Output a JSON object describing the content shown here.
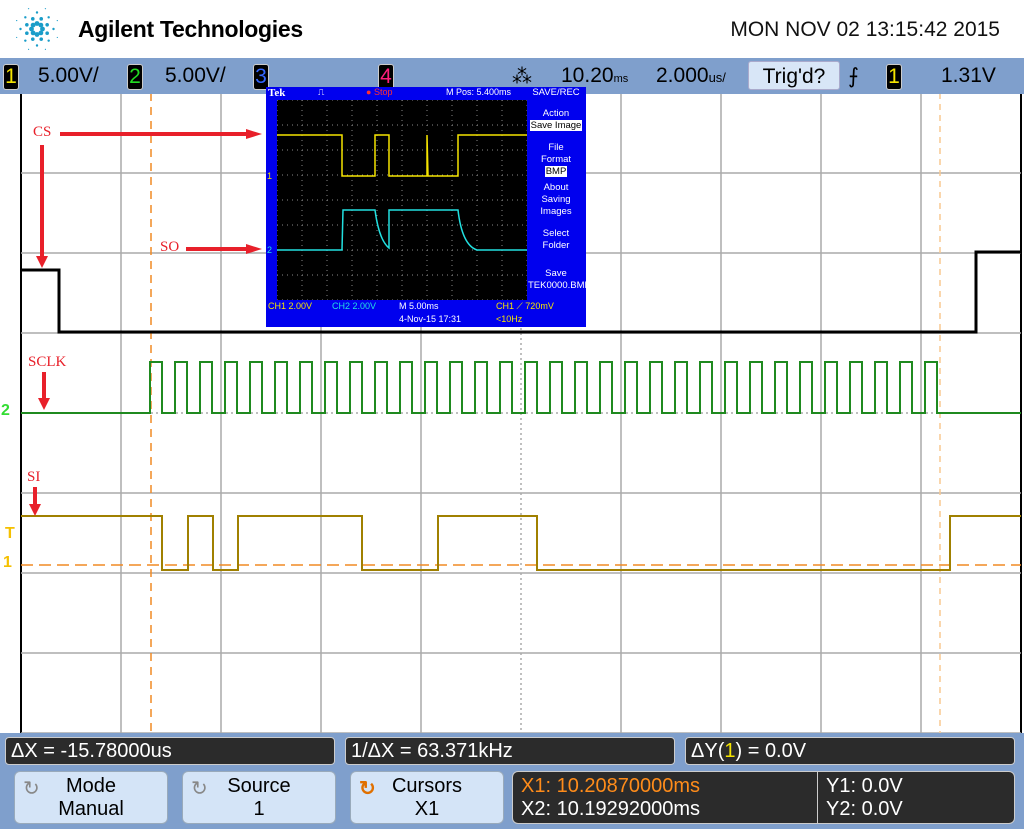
{
  "header": {
    "brand": "Agilent Technologies",
    "datetime": "MON NOV 02 13:15:42 2015"
  },
  "status": {
    "channels": [
      {
        "num": "1",
        "scale": "5.00V/",
        "color": "#f5e400"
      },
      {
        "num": "2",
        "scale": "5.00V/",
        "color": "#22dd22"
      },
      {
        "num": "3",
        "scale": "",
        "color": "#3366ff"
      },
      {
        "num": "4",
        "scale": "",
        "color": "#ff1f7a"
      }
    ],
    "delay": "10.20",
    "delay_unit": "ms",
    "timebase": "2.000",
    "timebase_unit": "us/",
    "trigger_status": "Trig'd?",
    "trigger_slope_icon": "rising-edge-icon",
    "trigger_source": "1",
    "trigger_level": "1.31V"
  },
  "annotations": {
    "cs": "CS",
    "so": "SO",
    "sclk": "SCLK",
    "si": "SI"
  },
  "markers": {
    "ch2": "2",
    "trigger": "T",
    "ch1": "1"
  },
  "tek": {
    "brand": "Tek",
    "state": "Stop",
    "mpos": "M Pos: 5.400ms",
    "menu_title": "SAVE/REC",
    "action_label": "Action",
    "action_value": "Save Image",
    "file_format_label1": "File",
    "file_format_label2": "Format",
    "file_format_value": "BMP",
    "about1": "About",
    "about2": "Saving",
    "about3": "Images",
    "select1": "Select",
    "select2": "Folder",
    "save1": "Save",
    "save2": "TEK0000.BMP",
    "ch1": "CH1  2.00V",
    "ch2": "CH2  2.00V",
    "timebase": "M 5.00ms",
    "trigger": "CH1 ⟋ 720mV",
    "date": "4-Nov-15 17:31",
    "freq": "<10Hz",
    "ch1_marker": "1",
    "ch2_marker": "2"
  },
  "measurements": {
    "dx": "ΔX = -15.78000us",
    "inv_dx": "1/ΔX = 63.371kHz",
    "dy_prefix": "ΔY(",
    "dy_src": "1",
    "dy_suffix": ") = 0.0V"
  },
  "softkeys": [
    {
      "label": "Mode",
      "value": "Manual"
    },
    {
      "label": "Source",
      "value": "1"
    },
    {
      "label": "Cursors",
      "value": "X1"
    }
  ],
  "cursors": {
    "x1": "X1: 10.20870000ms",
    "x2": "X2: 10.19292000ms",
    "y1": "Y1: 0.0V",
    "y2": "Y2: 0.0V",
    "x1_color": "#ff8c1a"
  }
}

● **DIRECTION**
Without the images, write out each line of the data verbatim.

● **FINISHED ANSWER**
Output a JSON object describing the content shown here.
{
  "header": {
    "brand": "Agilent Technologies",
    "datetime": "MON NOV 02 13:15:42 2015"
  },
  "status": {
    "channels": [
      {
        "num": "1",
        "scale": "5.00V/",
        "color": "#f5e400"
      },
      {
        "num": "2",
        "scale": "5.00V/",
        "color": "#22dd22"
      },
      {
        "num": "3",
        "scale": "",
        "color": "#3366ff"
      },
      {
        "num": "4",
        "scale": "",
        "color": "#ff1f7a"
      }
    ],
    "delay": "10.20",
    "delay_unit": "ms",
    "timebase": "2.000",
    "timebase_unit": "us/",
    "trigger_status": "Trig'd?",
    "trigger_slope_icon": "rising-edge-icon",
    "trigger_source": "1",
    "trigger_level": "1.31V"
  },
  "annotations": {
    "cs": "CS",
    "so": "SO",
    "sclk": "SCLK",
    "si": "SI"
  },
  "markers": {
    "ch2": "2",
    "trigger": "T",
    "ch1": "1"
  },
  "tek": {
    "brand": "Tek",
    "state": "Stop",
    "mpos": "M Pos: 5.400ms",
    "menu_title": "SAVE/REC",
    "action_label": "Action",
    "action_value": "Save Image",
    "file_format_label1": "File",
    "file_format_label2": "Format",
    "file_format_value": "BMP",
    "about1": "About",
    "about2": "Saving",
    "about3": "Images",
    "select1": "Select",
    "select2": "Folder",
    "save1": "Save",
    "save2": "TEK0000.BMP",
    "ch1": "CH1  2.00V",
    "ch2": "CH2  2.00V",
    "timebase": "M 5.00ms",
    "trigger": "CH1 ⟋ 720mV",
    "date": "4-Nov-15 17:31",
    "freq": "<10Hz",
    "ch1_marker": "1",
    "ch2_marker": "2"
  },
  "measurements": {
    "dx": "ΔX = -15.78000us",
    "inv_dx": "1/ΔX = 63.371kHz",
    "dy_prefix": "ΔY(",
    "dy_src": "1",
    "dy_suffix": ") = 0.0V"
  },
  "softkeys": [
    {
      "label": "Mode",
      "value": "Manual"
    },
    {
      "label": "Source",
      "value": "1"
    },
    {
      "label": "Cursors",
      "value": "X1"
    }
  ],
  "cursors": {
    "x1": "X1: 10.20870000ms",
    "x2": "X2: 10.19292000ms",
    "y1": "Y1: 0.0V",
    "y2": "Y2: 0.0V",
    "x1_color": "#ff8c1a"
  }
}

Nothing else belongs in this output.